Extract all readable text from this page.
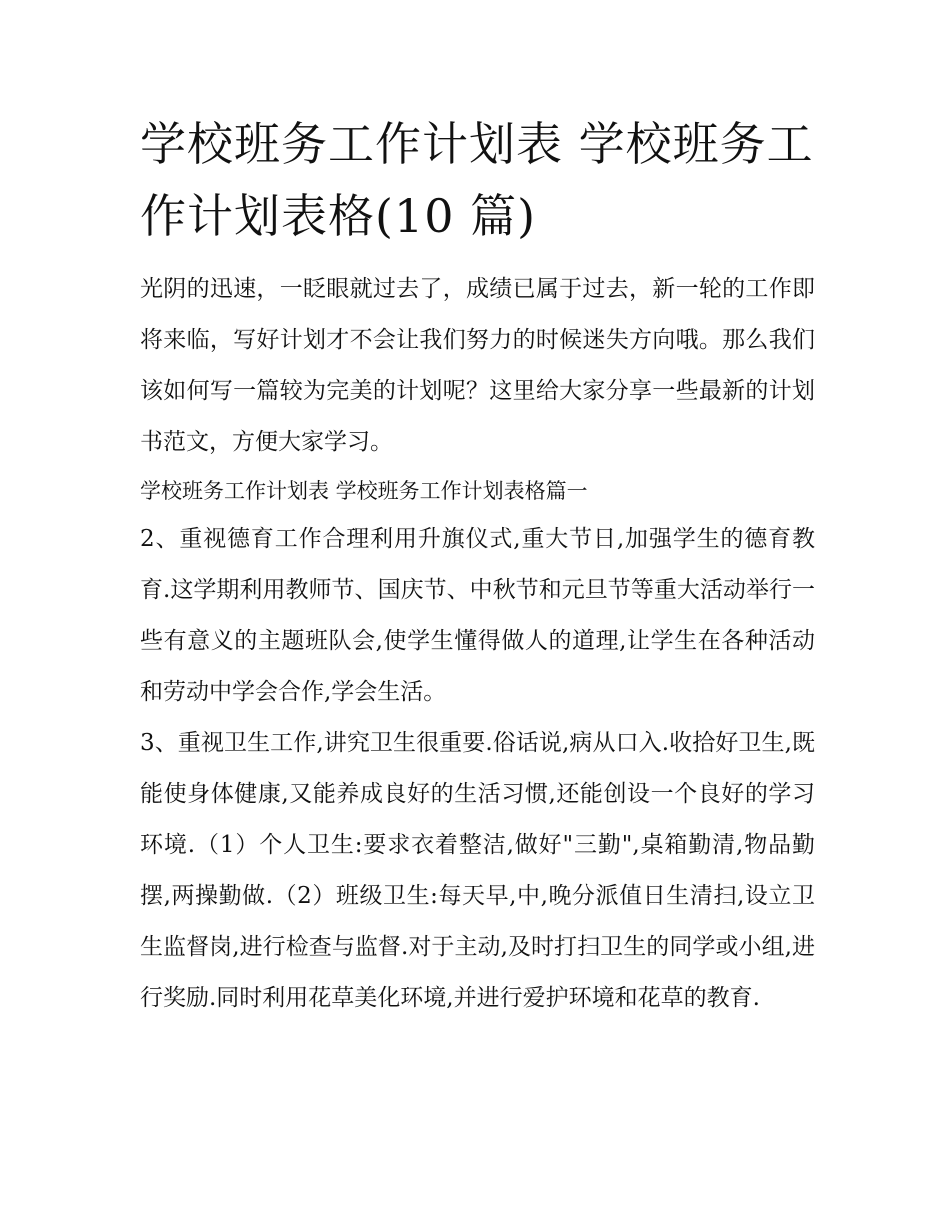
学校班务工作计划表 学校班务工作计划表格(10 篇)

光阴的迅速，一眨眼就过去了，成绩已属于过去，新一轮的工作即将来临，写好计划才不会让我们努力的时候迷失方向哦。那么我们该如何写一篇较为完美的计划呢？这里给大家分享一些最新的计划书范文，方便大家学习。

学校班务工作计划表 学校班务工作计划表格篇一

2、重视德育工作合理利用升旗仪式,重大节日,加强学生的德育教育.这学期利用教师节、国庆节、中秋节和元旦节等重大活动举行一些有意义的主题班队会,使学生懂得做人的道理,让学生在各种活动和劳动中学会合作,学会生活。

3、重视卫生工作,讲究卫生很重要.俗话说,病从口入.收拾好卫生,既能使身体健康,又能养成良好的生活习惯,还能创设一个良好的学习环境.（1）个人卫生:要求衣着整洁,做好"三勤",桌箱勤清,物品勤摆,两操勤做.（2）班级卫生:每天早,中,晚分派值日生清扫,设立卫生监督岗,进行检查与监督.对于主动,及时打扫卫生的同学或小组,进行奖励.同时利用花草美化环境,并进行爱护环境和花草的教育.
++++++++++++++++++++
DIRECTIVE:
Excluding the pictures, restate the records above word for word.

EXPECTED OUTPUT:
Extract all readable text from this page.
学校班务工作计划表 学校班务工作计划表格(10 篇)

光阴的迅速，一眨眼就过去了，成绩已属于过去，新一轮的工作即将来临，写好计划才不会让我们努力的时候迷失方向哦。那么我们该如何写一篇较为完美的计划呢？这里给大家分享一些最新的计划书范文，方便大家学习。

学校班务工作计划表 学校班务工作计划表格篇一

2、重视德育工作合理利用升旗仪式,重大节日,加强学生的德育教育.这学期利用教师节、国庆节、中秋节和元旦节等重大活动举行一些有意义的主题班队会,使学生懂得做人的道理,让学生在各种活动和劳动中学会合作,学会生活。

3、重视卫生工作,讲究卫生很重要.俗话说,病从口入.收拾好卫生,既能使身体健康,又能养成良好的生活习惯,还能创设一个良好的学习环境.（1）个人卫生:要求衣着整洁,做好"三勤",桌箱勤清,物品勤摆,两操勤做.（2）班级卫生:每天早,中,晚分派值日生清扫,设立卫生监督岗,进行检查与监督.对于主动,及时打扫卫生的同学或小组,进行奖励.同时利用花草美化环境,并进行爱护环境和花草的教育.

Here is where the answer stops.